▶ [The task] Count lines, not occurrences: give the number of lines holding the word "this", and nothing besides.

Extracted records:
BEGIN

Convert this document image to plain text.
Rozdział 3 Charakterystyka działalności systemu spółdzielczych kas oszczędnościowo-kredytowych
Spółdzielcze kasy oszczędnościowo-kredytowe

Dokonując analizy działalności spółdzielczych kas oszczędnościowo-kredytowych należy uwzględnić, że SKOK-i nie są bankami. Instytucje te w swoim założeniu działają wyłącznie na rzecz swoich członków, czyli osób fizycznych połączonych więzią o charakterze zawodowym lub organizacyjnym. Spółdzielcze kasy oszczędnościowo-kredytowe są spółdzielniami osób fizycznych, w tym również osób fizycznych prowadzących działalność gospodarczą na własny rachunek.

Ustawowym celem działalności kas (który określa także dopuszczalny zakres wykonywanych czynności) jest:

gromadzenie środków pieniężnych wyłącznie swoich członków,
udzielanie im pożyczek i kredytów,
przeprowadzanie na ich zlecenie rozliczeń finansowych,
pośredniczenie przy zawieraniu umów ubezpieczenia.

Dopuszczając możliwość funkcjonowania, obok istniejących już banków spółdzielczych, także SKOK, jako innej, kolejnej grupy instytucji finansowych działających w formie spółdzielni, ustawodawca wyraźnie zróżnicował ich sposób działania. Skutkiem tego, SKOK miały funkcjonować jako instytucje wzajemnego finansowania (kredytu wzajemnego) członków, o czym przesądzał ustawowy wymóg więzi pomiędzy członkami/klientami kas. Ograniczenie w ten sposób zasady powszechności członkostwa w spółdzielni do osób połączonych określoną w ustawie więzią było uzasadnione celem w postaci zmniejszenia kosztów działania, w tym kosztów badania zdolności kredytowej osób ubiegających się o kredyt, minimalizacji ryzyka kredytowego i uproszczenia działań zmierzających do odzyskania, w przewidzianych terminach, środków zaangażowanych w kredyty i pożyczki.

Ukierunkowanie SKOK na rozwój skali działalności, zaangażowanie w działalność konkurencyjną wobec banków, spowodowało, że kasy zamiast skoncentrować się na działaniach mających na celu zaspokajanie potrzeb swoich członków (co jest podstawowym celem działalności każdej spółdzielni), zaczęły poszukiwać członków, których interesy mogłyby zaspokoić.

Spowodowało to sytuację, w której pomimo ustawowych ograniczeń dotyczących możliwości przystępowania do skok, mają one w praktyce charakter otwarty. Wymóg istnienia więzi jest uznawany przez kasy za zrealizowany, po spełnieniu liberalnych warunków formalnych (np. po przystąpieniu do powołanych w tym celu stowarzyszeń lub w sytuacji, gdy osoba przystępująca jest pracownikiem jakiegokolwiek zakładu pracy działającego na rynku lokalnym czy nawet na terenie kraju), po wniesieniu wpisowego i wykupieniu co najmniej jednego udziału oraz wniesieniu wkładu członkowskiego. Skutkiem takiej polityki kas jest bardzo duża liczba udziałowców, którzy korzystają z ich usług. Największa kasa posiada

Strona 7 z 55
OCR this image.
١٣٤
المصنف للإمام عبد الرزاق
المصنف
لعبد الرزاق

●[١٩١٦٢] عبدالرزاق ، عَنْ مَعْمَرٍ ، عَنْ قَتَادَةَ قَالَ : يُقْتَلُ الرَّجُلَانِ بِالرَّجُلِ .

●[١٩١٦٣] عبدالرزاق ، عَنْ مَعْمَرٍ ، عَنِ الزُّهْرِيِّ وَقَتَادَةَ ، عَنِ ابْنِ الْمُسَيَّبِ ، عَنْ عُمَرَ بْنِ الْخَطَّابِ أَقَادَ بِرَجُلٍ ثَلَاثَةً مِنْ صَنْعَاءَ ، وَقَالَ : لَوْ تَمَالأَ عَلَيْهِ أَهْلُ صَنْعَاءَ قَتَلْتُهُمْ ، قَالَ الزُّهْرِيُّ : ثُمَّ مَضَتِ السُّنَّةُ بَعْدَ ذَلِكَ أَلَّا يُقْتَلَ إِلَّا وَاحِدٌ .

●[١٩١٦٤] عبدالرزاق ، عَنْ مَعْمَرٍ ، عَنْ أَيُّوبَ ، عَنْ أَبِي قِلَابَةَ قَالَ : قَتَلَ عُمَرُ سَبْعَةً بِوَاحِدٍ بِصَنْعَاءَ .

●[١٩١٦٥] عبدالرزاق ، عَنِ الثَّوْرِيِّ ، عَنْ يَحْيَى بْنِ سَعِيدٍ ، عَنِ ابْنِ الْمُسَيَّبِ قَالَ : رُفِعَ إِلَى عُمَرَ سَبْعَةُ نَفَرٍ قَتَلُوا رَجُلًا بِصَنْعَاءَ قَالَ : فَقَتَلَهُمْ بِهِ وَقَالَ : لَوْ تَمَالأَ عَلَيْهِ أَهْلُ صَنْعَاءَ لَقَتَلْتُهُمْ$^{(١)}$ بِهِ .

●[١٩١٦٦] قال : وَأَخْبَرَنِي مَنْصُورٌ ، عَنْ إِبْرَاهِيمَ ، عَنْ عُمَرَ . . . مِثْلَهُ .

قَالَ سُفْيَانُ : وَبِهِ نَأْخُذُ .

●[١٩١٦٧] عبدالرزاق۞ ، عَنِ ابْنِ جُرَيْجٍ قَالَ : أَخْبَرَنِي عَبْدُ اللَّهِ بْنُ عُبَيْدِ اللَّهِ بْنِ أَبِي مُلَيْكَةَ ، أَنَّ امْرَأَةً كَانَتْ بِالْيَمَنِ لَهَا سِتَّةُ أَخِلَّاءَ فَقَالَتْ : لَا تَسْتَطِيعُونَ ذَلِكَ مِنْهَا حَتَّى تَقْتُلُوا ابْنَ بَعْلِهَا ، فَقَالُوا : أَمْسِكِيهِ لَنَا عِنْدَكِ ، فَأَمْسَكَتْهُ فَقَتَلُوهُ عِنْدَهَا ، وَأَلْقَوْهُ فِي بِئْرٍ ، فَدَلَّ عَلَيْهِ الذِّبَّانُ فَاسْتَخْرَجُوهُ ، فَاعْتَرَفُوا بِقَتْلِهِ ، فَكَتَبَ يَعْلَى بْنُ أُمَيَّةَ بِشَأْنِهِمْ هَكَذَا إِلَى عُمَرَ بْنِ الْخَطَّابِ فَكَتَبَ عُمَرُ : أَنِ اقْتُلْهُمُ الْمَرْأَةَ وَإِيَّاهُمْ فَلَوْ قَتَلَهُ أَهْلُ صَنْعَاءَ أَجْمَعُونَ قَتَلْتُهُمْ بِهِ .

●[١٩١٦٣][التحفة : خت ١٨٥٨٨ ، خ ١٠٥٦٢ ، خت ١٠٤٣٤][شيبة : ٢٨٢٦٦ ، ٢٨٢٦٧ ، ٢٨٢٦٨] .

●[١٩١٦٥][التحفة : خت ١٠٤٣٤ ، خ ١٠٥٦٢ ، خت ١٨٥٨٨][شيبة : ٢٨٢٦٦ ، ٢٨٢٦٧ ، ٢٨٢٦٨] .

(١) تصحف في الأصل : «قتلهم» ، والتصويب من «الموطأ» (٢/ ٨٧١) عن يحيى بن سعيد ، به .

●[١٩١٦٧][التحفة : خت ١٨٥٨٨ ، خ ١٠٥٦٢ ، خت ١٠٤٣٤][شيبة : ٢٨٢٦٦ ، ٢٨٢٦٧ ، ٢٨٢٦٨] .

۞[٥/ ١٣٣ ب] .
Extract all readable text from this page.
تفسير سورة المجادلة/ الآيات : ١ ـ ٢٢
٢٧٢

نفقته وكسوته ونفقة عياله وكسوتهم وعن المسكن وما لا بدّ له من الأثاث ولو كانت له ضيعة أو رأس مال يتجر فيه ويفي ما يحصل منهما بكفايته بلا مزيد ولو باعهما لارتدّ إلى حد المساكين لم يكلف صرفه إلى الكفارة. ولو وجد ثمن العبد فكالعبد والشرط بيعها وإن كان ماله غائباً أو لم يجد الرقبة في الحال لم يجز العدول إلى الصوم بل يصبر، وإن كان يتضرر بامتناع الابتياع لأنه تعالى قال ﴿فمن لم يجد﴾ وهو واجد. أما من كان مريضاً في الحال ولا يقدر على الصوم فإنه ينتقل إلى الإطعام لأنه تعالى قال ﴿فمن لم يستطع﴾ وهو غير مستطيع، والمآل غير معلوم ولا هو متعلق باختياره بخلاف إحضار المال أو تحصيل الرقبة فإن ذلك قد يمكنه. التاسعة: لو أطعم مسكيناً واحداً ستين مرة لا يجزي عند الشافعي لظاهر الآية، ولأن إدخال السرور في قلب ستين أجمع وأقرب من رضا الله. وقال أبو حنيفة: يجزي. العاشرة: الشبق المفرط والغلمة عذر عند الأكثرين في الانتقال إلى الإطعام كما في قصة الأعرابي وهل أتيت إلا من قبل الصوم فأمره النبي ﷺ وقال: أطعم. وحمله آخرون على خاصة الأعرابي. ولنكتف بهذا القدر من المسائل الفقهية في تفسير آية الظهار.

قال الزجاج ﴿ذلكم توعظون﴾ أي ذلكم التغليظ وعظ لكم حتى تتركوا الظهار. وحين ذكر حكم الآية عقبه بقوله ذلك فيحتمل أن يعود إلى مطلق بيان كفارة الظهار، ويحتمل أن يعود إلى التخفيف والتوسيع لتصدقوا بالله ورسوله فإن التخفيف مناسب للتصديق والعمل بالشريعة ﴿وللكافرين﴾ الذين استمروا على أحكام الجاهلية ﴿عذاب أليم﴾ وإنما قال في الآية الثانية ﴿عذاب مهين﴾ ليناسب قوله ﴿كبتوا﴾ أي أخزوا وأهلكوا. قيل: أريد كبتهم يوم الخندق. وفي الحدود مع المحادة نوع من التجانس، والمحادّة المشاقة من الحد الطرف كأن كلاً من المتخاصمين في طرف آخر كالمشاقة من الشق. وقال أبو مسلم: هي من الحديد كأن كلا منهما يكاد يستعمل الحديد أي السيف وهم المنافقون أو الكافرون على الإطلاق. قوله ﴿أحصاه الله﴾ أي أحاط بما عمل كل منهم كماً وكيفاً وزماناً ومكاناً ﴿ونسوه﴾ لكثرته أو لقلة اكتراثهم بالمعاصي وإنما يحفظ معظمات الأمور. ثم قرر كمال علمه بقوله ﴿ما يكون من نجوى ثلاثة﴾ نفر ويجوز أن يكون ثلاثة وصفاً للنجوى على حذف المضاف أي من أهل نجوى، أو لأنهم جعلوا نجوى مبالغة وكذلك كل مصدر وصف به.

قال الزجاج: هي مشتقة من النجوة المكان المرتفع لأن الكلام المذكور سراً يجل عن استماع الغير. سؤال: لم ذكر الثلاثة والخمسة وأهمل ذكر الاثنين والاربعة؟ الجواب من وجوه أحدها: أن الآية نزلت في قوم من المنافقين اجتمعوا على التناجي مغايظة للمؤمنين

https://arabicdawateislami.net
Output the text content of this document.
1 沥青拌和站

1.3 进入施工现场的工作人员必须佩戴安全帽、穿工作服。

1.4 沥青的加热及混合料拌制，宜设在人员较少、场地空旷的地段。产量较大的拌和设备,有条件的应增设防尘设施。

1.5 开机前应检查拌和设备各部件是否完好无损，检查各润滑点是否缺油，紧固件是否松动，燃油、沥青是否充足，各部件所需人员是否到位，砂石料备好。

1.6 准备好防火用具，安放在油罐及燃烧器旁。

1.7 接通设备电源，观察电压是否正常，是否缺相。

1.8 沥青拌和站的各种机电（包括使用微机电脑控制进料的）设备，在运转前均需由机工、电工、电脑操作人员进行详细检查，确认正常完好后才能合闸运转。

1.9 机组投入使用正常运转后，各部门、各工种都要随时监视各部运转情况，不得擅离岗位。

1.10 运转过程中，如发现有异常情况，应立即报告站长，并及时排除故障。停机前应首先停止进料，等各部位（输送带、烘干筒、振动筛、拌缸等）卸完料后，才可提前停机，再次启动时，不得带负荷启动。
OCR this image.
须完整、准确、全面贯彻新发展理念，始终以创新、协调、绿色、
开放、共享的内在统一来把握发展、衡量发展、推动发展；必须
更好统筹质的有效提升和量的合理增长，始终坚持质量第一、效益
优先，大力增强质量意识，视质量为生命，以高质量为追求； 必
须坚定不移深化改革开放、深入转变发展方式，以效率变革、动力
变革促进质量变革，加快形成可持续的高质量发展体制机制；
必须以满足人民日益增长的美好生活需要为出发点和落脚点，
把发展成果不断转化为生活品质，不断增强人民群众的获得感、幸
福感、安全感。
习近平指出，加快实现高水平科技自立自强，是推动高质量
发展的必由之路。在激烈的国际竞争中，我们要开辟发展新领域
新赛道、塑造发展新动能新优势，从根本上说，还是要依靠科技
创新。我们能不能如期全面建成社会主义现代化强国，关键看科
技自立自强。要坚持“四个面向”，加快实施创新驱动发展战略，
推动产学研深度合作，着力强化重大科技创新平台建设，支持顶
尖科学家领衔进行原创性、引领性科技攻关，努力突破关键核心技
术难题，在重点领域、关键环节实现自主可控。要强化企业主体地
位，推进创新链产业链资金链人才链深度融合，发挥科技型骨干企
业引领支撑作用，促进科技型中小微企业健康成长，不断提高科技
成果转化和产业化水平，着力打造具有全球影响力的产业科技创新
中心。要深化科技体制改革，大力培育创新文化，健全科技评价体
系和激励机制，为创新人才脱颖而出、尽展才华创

END

▶ [Response below] 5